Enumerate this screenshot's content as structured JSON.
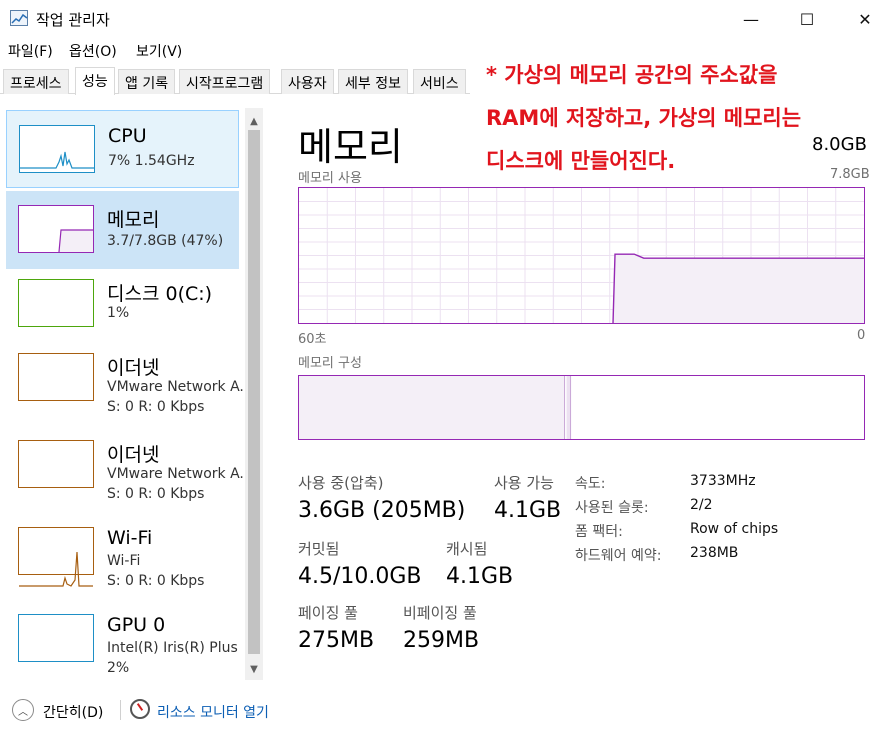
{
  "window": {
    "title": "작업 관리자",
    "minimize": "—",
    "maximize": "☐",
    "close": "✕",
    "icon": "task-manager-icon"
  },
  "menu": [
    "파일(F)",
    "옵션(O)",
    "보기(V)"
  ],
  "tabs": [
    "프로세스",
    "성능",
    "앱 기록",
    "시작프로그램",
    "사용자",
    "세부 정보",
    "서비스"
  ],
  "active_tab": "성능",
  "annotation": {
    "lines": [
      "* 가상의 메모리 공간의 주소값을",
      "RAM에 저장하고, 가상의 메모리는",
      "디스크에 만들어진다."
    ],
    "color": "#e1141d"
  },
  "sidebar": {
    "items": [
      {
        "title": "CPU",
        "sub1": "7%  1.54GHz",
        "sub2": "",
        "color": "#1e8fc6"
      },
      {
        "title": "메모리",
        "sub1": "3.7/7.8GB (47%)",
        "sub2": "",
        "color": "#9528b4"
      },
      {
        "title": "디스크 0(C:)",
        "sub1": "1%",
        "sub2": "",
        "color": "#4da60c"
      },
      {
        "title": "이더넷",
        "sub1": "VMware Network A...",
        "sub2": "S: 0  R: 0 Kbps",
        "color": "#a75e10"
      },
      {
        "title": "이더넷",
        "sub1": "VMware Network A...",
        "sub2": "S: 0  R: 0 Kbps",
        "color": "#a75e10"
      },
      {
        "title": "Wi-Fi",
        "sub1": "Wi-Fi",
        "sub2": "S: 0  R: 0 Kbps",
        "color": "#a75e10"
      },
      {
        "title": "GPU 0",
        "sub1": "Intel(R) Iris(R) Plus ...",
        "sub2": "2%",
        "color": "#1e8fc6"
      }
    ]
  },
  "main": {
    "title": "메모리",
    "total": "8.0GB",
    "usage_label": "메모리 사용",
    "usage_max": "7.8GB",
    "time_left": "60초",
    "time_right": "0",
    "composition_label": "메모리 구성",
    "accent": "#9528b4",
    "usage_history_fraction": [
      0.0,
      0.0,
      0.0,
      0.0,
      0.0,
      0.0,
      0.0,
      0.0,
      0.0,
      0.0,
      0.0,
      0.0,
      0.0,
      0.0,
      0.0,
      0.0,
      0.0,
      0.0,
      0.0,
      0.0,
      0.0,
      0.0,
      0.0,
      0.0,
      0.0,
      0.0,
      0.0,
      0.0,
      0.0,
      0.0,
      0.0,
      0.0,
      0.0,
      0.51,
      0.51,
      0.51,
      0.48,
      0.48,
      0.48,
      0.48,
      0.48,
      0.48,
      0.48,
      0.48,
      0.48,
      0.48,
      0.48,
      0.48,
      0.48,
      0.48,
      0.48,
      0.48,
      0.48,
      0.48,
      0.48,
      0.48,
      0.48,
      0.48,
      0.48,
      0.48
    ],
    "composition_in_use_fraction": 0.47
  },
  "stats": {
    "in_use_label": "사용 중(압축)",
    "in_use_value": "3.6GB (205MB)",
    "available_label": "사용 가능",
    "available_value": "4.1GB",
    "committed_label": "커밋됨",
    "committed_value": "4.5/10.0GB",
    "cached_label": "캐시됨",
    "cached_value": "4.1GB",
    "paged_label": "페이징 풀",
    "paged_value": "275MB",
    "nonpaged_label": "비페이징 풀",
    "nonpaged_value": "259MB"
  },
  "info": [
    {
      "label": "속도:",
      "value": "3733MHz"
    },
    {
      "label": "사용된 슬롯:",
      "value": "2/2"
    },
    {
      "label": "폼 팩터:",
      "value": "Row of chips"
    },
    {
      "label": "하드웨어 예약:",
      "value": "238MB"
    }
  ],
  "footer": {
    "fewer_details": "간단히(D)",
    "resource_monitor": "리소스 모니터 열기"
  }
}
- - -
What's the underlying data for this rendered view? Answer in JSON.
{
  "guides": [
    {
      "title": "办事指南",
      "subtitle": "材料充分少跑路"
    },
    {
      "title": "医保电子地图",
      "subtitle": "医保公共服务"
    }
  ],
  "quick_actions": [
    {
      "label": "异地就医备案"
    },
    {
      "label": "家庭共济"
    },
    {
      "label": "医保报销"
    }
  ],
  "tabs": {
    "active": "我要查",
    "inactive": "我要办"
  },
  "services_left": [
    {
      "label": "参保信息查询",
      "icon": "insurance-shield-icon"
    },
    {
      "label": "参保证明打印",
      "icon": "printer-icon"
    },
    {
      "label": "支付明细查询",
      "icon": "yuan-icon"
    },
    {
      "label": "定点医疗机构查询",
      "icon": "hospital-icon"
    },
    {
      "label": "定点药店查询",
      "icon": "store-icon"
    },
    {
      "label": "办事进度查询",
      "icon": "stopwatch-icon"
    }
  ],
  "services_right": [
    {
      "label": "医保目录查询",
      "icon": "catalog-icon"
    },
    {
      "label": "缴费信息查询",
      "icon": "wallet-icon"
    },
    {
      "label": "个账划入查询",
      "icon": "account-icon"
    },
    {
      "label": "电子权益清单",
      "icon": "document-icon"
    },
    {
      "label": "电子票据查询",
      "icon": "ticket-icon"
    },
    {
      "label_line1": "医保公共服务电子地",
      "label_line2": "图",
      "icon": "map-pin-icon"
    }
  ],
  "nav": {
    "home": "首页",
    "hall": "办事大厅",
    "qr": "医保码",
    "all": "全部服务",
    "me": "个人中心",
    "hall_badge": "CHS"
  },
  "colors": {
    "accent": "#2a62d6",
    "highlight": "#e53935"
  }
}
- - -
__GIVEN TASK__
Lines that hold "this" are the ones to copy; find all of them.

__REPLY TO THE EXERCISE__
Enumerate this screenshot's content as structured JSON.
What's the underlying data for this rendered view? Answer in JSON.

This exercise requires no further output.